§ Dataset records

===

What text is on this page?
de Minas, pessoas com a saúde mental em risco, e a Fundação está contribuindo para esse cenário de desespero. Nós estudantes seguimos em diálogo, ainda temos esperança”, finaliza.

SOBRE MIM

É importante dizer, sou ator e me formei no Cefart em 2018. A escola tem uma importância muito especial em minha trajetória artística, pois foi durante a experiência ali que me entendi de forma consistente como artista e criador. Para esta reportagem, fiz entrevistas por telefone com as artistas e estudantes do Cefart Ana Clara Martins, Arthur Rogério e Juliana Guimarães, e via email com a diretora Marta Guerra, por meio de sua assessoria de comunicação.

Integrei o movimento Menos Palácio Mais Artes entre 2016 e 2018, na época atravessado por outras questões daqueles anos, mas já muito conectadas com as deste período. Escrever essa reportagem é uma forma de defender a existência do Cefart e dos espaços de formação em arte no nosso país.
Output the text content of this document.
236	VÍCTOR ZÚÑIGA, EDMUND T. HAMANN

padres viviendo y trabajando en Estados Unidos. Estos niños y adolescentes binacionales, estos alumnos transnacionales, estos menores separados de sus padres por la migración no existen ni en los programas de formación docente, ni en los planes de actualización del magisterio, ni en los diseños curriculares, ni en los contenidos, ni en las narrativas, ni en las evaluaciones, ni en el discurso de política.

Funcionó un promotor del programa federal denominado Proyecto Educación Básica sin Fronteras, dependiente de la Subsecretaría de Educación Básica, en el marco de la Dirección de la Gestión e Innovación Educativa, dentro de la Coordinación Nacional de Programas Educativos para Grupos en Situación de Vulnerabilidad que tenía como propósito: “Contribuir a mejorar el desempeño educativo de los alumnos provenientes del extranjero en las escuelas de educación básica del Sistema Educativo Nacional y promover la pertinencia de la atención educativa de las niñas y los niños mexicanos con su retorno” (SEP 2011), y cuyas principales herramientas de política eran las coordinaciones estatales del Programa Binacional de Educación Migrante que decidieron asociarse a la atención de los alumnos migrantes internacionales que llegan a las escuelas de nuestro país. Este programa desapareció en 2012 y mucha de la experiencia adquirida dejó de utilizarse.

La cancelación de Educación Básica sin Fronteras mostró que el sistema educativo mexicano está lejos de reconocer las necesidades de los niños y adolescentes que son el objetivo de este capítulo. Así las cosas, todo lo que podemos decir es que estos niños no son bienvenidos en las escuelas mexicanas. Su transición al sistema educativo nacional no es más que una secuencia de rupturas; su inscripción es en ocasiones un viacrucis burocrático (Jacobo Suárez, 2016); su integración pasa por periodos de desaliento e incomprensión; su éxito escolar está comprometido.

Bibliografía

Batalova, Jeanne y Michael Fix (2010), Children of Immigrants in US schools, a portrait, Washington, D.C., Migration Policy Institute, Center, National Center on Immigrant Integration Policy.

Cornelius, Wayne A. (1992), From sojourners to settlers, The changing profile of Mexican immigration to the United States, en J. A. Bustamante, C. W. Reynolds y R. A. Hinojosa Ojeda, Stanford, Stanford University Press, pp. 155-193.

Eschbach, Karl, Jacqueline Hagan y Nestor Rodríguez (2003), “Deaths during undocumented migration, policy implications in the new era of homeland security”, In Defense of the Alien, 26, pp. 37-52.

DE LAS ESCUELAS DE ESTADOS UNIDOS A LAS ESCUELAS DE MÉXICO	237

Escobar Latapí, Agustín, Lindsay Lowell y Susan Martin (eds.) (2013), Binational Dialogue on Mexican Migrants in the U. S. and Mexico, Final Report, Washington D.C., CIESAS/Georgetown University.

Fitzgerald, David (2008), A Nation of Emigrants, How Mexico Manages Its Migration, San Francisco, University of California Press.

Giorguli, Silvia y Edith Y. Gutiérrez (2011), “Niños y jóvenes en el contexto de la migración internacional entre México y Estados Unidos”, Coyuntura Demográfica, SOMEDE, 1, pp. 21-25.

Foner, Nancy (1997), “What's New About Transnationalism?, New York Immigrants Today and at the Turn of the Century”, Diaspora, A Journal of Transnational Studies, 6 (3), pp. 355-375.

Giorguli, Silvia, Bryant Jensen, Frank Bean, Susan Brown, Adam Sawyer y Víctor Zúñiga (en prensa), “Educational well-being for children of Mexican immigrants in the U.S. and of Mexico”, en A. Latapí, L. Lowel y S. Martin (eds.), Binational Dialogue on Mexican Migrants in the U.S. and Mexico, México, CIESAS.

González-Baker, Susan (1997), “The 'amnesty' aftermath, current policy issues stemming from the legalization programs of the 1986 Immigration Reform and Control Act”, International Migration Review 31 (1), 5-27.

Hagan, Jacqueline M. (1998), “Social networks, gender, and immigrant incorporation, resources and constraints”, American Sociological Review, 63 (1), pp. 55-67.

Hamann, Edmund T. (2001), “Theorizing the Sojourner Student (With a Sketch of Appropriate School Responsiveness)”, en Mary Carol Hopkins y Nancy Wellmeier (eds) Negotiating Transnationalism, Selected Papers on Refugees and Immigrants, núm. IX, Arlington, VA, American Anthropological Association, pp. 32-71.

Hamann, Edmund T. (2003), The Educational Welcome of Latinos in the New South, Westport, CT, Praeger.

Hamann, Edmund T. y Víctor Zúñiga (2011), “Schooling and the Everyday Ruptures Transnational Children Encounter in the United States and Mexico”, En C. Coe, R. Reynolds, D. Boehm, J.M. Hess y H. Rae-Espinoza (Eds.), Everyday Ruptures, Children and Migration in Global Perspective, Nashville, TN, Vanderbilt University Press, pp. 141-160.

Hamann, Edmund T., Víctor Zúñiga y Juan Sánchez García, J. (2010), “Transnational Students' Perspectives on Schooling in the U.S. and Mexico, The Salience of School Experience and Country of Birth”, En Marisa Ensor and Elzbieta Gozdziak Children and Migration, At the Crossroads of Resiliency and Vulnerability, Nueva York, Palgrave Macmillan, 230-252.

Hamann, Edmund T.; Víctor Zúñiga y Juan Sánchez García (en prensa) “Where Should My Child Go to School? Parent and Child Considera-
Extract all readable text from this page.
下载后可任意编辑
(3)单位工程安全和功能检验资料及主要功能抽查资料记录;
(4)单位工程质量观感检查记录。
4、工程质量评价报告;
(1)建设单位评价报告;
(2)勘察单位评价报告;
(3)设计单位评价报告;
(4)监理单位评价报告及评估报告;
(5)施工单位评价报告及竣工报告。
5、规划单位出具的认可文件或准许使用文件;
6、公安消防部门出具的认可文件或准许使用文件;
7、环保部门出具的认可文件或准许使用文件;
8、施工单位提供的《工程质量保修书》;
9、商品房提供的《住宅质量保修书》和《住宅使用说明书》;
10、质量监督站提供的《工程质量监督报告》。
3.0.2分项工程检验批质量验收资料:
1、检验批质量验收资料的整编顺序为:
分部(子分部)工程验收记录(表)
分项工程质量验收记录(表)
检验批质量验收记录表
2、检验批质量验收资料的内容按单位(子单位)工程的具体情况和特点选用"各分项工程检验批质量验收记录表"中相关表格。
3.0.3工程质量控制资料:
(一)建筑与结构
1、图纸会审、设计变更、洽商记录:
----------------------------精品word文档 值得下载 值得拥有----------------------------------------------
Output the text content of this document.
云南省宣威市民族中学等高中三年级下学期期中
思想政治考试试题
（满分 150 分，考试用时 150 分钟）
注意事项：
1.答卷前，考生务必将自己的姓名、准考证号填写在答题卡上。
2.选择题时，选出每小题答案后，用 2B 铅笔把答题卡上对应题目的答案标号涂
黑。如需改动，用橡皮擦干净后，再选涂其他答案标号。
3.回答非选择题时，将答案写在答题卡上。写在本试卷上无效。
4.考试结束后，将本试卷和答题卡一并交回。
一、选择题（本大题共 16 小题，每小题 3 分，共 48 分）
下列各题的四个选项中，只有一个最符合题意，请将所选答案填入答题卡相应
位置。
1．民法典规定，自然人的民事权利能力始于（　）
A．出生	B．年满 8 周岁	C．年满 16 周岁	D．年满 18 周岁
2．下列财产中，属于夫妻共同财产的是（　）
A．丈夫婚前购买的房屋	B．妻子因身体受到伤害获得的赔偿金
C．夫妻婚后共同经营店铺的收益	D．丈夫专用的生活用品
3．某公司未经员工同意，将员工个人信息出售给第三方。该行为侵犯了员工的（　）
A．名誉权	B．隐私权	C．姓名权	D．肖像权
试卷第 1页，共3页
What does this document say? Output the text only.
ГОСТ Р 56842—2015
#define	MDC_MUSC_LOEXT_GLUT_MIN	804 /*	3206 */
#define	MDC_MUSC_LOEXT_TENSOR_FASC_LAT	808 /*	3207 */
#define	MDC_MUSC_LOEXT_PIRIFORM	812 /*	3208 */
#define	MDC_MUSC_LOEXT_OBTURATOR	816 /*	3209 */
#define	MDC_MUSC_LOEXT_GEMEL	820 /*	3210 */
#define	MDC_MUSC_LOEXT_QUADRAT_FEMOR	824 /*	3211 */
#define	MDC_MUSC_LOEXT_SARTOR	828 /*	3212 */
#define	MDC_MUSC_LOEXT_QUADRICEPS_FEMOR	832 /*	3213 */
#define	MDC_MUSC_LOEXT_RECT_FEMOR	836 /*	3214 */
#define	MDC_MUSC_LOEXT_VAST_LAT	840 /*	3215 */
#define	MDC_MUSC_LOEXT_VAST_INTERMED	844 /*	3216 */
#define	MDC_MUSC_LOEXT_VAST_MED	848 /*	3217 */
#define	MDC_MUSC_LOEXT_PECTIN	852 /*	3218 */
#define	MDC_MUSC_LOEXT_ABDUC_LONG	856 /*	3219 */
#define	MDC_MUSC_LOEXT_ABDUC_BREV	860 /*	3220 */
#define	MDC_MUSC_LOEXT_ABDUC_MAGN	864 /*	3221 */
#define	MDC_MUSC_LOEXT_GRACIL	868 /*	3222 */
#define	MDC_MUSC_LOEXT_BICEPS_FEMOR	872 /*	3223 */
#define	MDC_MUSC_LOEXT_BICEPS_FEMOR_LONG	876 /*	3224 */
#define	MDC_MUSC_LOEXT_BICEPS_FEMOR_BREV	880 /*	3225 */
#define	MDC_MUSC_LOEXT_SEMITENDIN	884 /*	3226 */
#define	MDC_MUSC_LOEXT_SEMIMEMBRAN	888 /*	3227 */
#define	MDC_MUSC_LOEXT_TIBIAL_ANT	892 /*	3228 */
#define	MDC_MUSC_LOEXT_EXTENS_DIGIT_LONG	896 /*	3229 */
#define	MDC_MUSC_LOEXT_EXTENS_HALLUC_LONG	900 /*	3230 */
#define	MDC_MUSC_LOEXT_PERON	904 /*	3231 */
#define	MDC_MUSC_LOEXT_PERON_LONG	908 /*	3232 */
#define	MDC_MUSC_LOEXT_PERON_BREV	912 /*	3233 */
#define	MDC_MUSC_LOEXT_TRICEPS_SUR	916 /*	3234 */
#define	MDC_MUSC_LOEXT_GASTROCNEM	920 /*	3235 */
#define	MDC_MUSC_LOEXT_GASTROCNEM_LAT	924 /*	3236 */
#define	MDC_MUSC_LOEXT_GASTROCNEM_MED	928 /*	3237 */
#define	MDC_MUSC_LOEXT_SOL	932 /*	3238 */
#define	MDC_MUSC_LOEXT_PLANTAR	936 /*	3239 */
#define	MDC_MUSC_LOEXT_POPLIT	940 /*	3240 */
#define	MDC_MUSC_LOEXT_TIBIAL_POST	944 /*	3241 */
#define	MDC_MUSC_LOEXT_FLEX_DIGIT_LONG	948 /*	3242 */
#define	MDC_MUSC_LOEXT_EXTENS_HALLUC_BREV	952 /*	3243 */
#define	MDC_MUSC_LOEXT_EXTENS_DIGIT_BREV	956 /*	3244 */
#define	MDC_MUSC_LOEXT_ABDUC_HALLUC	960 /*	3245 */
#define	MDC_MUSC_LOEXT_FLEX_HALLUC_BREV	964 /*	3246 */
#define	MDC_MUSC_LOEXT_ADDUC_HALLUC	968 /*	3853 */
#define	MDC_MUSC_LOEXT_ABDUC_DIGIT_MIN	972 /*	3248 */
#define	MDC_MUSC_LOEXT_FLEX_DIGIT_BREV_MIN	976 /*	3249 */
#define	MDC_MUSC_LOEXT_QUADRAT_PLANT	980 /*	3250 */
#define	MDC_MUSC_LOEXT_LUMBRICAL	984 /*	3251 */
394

===

§ SET PROBLEM
Look through the entries and find each line that has the string "page". Copy those lines.

§ FINISHED ANSWER
What text is on this page?
Extract all readable text from this page.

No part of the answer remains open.